* [DATA]:
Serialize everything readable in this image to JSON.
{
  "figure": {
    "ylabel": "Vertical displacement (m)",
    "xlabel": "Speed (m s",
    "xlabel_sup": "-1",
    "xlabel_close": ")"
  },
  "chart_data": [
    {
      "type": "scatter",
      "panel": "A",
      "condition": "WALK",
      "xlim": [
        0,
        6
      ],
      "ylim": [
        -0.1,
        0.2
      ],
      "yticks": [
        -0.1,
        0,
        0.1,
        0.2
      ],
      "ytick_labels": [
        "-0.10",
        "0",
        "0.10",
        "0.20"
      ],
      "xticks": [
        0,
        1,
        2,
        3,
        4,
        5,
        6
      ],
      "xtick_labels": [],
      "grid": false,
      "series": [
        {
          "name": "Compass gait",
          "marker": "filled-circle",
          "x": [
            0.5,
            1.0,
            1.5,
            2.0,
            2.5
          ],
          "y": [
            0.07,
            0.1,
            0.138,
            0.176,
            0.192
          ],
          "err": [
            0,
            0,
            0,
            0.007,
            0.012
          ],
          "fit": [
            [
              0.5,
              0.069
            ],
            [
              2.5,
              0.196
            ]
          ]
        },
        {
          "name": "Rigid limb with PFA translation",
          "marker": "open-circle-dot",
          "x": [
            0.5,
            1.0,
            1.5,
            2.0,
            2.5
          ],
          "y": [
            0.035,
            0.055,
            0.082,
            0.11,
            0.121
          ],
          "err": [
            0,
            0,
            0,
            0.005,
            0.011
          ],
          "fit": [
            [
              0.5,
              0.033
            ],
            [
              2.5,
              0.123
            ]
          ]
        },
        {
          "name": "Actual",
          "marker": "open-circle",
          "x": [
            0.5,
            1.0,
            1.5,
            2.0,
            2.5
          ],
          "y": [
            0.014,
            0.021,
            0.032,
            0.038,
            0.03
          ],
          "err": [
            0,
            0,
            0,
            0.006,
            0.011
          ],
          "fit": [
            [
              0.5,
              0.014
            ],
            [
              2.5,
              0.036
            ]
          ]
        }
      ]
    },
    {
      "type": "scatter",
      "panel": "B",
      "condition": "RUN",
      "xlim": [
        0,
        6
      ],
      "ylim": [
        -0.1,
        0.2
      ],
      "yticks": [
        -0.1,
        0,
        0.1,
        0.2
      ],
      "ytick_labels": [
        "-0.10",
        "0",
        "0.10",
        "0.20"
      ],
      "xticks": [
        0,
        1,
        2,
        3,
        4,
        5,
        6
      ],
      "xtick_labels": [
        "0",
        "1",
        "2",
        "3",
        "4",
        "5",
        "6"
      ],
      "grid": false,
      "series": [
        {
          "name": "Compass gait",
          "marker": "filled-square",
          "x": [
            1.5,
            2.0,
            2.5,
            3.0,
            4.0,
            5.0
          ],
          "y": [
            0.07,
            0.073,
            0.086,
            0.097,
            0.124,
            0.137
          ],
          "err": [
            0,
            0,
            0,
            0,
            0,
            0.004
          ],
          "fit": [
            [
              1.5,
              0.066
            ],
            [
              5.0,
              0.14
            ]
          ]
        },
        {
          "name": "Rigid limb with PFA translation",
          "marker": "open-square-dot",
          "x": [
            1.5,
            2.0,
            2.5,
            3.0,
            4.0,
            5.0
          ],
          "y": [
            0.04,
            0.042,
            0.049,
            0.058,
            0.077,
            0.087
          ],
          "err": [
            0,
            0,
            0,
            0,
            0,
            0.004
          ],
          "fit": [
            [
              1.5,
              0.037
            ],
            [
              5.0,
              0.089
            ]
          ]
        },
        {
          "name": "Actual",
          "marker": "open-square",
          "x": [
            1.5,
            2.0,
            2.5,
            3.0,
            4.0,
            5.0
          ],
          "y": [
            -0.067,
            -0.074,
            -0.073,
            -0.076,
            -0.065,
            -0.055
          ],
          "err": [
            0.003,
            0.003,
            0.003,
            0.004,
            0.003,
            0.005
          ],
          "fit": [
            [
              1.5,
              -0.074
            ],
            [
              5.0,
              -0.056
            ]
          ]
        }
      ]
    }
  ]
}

* [REQUEST]: Send back all of the entries exactly, with nothing missing.

* [OUTPUT OF THE EXERCISE]:
Serialize everything readable in this image to JSON.
{
  "figure": {
    "ylabel": "Vertical displacement (m)",
    "xlabel": "Speed (m s",
    "xlabel_sup": "-1",
    "xlabel_close": ")"
  },
  "chart_data": [
    {
      "type": "scatter",
      "panel": "A",
      "condition": "WALK",
      "xlim": [
        0,
        6
      ],
      "ylim": [
        -0.1,
        0.2
      ],
      "yticks": [
        -0.1,
        0,
        0.1,
        0.2
      ],
      "ytick_labels": [
        "-0.10",
        "0",
        "0.10",
        "0.20"
      ],
      "xticks": [
        0,
        1,
        2,
        3,
        4,
        5,
        6
      ],
      "xtick_labels": [],
      "grid": false,
      "series": [
        {
          "name": "Compass gait",
          "marker": "filled-circle",
          "x": [
            0.5,
            1.0,
            1.5,
            2.0,
            2.5
          ],
          "y": [
            0.07,
            0.1,
            0.138,
            0.176,
            0.192
          ],
          "err": [
            0,
            0,
            0,
            0.007,
            0.012
          ],
          "fit": [
            [
              0.5,
              0.069
            ],
            [
              2.5,
              0.196
            ]
          ]
        },
        {
          "name": "Rigid limb with PFA translation",
          "marker": "open-circle-dot",
          "x": [
            0.5,
            1.0,
            1.5,
            2.0,
            2.5
          ],
          "y": [
            0.035,
            0.055,
            0.082,
            0.11,
            0.121
          ],
          "err": [
            0,
            0,
            0,
            0.005,
            0.011
          ],
          "fit": [
            [
              0.5,
              0.033
            ],
            [
              2.5,
              0.123
            ]
          ]
        },
        {
          "name": "Actual",
          "marker": "open-circle",
          "x": [
            0.5,
            1.0,
            1.5,
            2.0,
            2.5
          ],
          "y": [
            0.014,
            0.021,
            0.032,
            0.038,
            0.03
          ],
          "err": [
            0,
            0,
            0,
            0.006,
            0.011
          ],
          "fit": [
            [
              0.5,
              0.014
            ],
            [
              2.5,
              0.036
            ]
          ]
        }
      ]
    },
    {
      "type": "scatter",
      "panel": "B",
      "condition": "RUN",
      "xlim": [
        0,
        6
      ],
      "ylim": [
        -0.1,
        0.2
      ],
      "yticks": [
        -0.1,
        0,
        0.1,
        0.2
      ],
      "ytick_labels": [
        "-0.10",
        "0",
        "0.10",
        "0.20"
      ],
      "xticks": [
        0,
        1,
        2,
        3,
        4,
        5,
        6
      ],
      "xtick_labels": [
        "0",
        "1",
        "2",
        "3",
        "4",
        "5",
        "6"
      ],
      "grid": false,
      "series": [
        {
          "name": "Compass gait",
          "marker": "filled-square",
          "x": [
            1.5,
            2.0,
            2.5,
            3.0,
            4.0,
            5.0
          ],
          "y": [
            0.07,
            0.073,
            0.086,
            0.097,
            0.124,
            0.137
          ],
          "err": [
            0,
            0,
            0,
            0,
            0,
            0.004
          ],
          "fit": [
            [
              1.5,
              0.066
            ],
            [
              5.0,
              0.14
            ]
          ]
        },
        {
          "name": "Rigid limb with PFA translation",
          "marker": "open-square-dot",
          "x": [
            1.5,
            2.0,
            2.5,
            3.0,
            4.0,
            5.0
          ],
          "y": [
            0.04,
            0.042,
            0.049,
            0.058,
            0.077,
            0.087
          ],
          "err": [
            0,
            0,
            0,
            0,
            0,
            0.004
          ],
          "fit": [
            [
              1.5,
              0.037
            ],
            [
              5.0,
              0.089
            ]
          ]
        },
        {
          "name": "Actual",
          "marker": "open-square",
          "x": [
            1.5,
            2.0,
            2.5,
            3.0,
            4.0,
            5.0
          ],
          "y": [
            -0.067,
            -0.074,
            -0.073,
            -0.076,
            -0.065,
            -0.055
          ],
          "err": [
            0.003,
            0.003,
            0.003,
            0.004,
            0.003,
            0.005
          ],
          "fit": [
            [
              1.5,
              -0.074
            ],
            [
              5.0,
              -0.056
            ]
          ]
        }
      ]
    }
  ]
}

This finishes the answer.